DIRECTIVE: In your copy, reproduce the entries exactly as they are, minus the images.

Records
"""
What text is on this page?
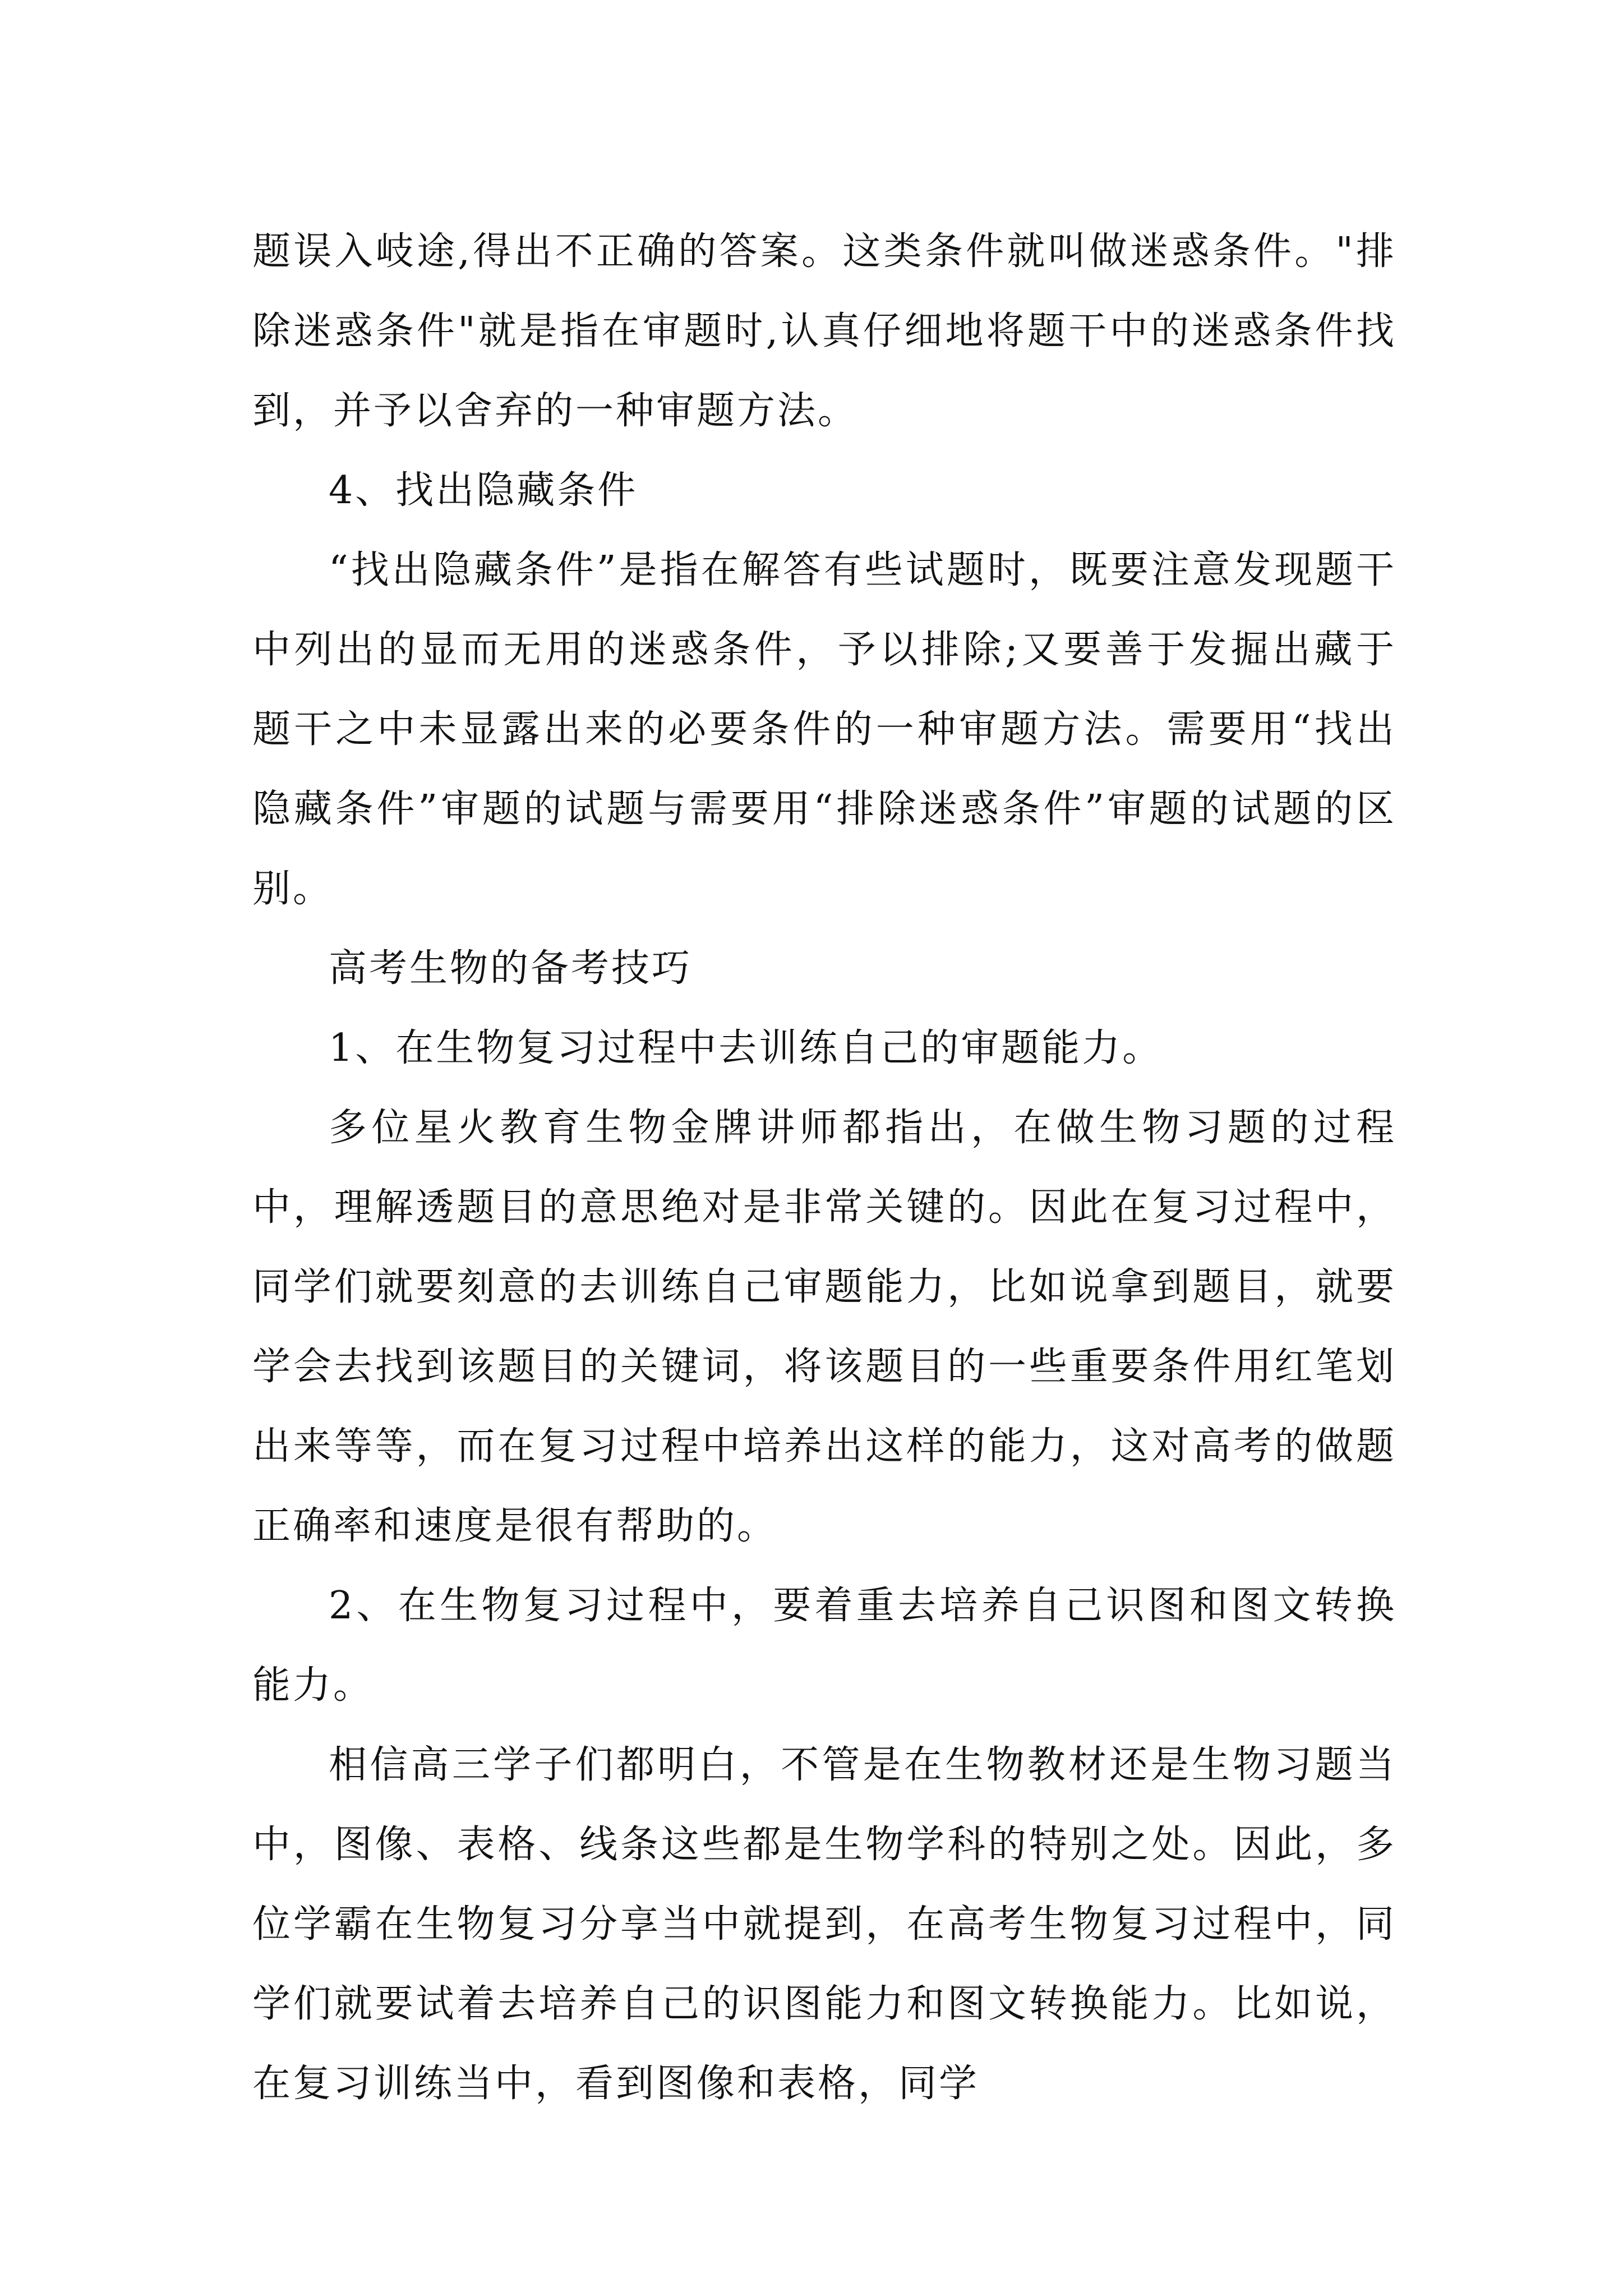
题误入岐途,得出不正确的答案。这类条件就叫做迷惑条件。"排除迷惑条件"就是指在审题时,认真仔细地将题干中的迷惑条件找到，并予以舍弃的一种审题方法。

4、找出隐藏条件

“找出隐藏条件”是指在解答有些试题时，既要注意发现题干中列出的显而无用的迷惑条件，予以排除;又要善于发掘出藏于题干之中未显露出来的必要条件的一种审题方法。需要用“找出隐藏条件”审题的试题与需要用“排除迷惑条件”审题的试题的区别。

高考生物的备考技巧

1、在生物复习过程中去训练自己的审题能力。

多位星火教育生物金牌讲师都指出，在做生物习题的过程中，理解透题目的意思绝对是非常关键的。因此在复习过程中，同学们就要刻意的去训练自己审题能力，比如说拿到题目，就要学会去找到该题目的关键词，将该题目的一些重要条件用红笔划出来等等，而在复习过程中培养出这样的能力，这对高考的做题正确率和速度是很有帮助的。

2、在生物复习过程中，要着重去培养自己识图和图文转换能力。

相信高三学子们都明白，不管是在生物教材还是生物习题当中，图像、表格、线条这些都是生物学科的特别之处。因此，多位学霸在生物复习分享当中就提到，在高考生物复习过程中，同学们就要试着去培养自己的识图能力和图文转换能力。比如说，在复习训练当中，看到图像和表格，同学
"""
RESPONSE:
What text is on this page?
题误入岐途,得出不正确的答案。这类条件就叫做迷惑条件。"排除迷惑条件"就是指在审题时,认真仔细地将题干中的迷惑条件找到，并予以舍弃的一种审题方法。

4、找出隐藏条件

“找出隐藏条件”是指在解答有些试题时，既要注意发现题干中列出的显而无用的迷惑条件，予以排除;又要善于发掘出藏于题干之中未显露出来的必要条件的一种审题方法。需要用“找出隐藏条件”审题的试题与需要用“排除迷惑条件”审题的试题的区别。

高考生物的备考技巧

1、在生物复习过程中去训练自己的审题能力。

多位星火教育生物金牌讲师都指出，在做生物习题的过程中，理解透题目的意思绝对是非常关键的。因此在复习过程中，同学们就要刻意的去训练自己审题能力，比如说拿到题目，就要学会去找到该题目的关键词，将该题目的一些重要条件用红笔划出来等等，而在复习过程中培养出这样的能力，这对高考的做题正确率和速度是很有帮助的。

2、在生物复习过程中，要着重去培养自己识图和图文转换能力。

相信高三学子们都明白，不管是在生物教材还是生物习题当中，图像、表格、线条这些都是生物学科的特别之处。因此，多位学霸在生物复习分享当中就提到，在高考生物复习过程中，同学们就要试着去培养自己的识图能力和图文转换能力。比如说，在复习训练当中，看到图像和表格，同学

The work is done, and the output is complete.